[Stored items from a collection]
□ □ □ □ □

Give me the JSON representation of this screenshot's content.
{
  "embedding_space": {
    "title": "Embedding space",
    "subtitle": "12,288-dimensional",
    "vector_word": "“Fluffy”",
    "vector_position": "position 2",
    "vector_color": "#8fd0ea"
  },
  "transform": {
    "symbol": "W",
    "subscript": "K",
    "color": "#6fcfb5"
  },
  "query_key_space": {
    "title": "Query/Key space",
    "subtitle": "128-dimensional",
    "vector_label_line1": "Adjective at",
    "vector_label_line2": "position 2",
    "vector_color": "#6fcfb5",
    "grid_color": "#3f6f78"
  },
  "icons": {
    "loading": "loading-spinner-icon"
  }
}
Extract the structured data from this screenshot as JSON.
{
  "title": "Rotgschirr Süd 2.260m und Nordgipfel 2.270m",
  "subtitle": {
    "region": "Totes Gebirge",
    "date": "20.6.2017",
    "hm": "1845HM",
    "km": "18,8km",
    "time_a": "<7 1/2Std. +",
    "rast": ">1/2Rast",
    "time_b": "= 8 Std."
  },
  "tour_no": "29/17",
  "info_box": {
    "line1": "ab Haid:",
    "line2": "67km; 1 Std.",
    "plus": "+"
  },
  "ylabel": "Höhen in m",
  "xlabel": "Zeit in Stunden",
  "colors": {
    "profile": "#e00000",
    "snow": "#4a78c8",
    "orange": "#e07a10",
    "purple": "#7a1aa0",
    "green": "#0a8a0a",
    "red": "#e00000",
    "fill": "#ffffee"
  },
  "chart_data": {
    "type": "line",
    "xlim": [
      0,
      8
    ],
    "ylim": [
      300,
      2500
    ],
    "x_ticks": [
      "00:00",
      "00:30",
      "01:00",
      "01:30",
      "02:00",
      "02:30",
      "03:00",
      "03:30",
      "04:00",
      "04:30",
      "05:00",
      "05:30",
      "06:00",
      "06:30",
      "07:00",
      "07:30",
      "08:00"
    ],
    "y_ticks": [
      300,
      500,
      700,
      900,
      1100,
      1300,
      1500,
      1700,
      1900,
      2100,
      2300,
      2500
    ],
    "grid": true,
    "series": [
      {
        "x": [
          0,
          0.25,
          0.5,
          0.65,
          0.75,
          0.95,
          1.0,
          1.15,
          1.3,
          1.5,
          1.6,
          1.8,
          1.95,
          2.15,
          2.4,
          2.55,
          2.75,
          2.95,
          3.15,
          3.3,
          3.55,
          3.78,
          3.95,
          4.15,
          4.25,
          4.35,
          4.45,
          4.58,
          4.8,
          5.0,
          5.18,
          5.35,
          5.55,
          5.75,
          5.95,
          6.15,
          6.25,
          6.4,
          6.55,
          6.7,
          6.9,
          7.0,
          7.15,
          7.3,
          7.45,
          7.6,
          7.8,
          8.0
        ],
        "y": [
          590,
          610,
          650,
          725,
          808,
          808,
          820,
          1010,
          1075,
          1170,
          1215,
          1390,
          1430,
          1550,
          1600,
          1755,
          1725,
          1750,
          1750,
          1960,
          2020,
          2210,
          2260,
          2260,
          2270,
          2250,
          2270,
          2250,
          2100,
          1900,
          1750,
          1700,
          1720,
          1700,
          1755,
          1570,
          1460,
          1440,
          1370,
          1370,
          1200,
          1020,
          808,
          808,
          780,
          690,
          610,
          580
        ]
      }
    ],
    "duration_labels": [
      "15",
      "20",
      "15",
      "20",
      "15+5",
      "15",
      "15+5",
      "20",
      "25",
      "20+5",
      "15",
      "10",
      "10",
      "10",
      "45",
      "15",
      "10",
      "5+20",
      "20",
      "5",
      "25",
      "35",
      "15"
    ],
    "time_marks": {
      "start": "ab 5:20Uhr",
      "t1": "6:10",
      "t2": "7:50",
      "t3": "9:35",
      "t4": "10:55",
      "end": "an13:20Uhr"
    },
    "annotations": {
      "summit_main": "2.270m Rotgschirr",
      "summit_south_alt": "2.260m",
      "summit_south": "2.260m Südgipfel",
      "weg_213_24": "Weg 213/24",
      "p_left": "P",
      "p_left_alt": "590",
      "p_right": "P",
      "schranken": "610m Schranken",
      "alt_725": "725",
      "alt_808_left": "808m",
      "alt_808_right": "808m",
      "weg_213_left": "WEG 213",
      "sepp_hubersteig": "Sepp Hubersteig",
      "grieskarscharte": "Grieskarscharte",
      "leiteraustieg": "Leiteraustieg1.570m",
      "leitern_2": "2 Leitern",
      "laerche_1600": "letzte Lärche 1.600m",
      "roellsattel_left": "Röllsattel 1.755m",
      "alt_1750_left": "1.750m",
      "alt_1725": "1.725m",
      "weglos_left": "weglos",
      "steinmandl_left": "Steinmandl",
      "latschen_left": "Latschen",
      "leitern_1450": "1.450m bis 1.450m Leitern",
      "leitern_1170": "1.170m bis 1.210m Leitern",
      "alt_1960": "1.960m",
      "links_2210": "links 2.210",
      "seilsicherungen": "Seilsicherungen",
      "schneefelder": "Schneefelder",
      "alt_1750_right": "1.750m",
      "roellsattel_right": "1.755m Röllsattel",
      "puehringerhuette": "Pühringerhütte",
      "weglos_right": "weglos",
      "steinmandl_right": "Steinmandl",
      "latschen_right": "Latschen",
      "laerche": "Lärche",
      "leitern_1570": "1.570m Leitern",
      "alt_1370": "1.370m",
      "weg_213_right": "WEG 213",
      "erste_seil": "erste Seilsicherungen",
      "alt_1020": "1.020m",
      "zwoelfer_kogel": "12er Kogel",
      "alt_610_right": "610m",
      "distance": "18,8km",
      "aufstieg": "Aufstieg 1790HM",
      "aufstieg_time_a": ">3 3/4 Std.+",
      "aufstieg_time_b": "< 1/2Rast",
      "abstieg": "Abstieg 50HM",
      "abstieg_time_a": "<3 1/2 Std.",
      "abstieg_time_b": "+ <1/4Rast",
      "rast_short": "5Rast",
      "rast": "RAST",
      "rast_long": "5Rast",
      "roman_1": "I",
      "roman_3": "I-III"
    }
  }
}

□ □ □ □ □

Show all lines in the entries above where the string "subtitle" appears.

    "subtitle": "12,288-dimensional",
    "subtitle": "128-dimensional",
  "subtitle": {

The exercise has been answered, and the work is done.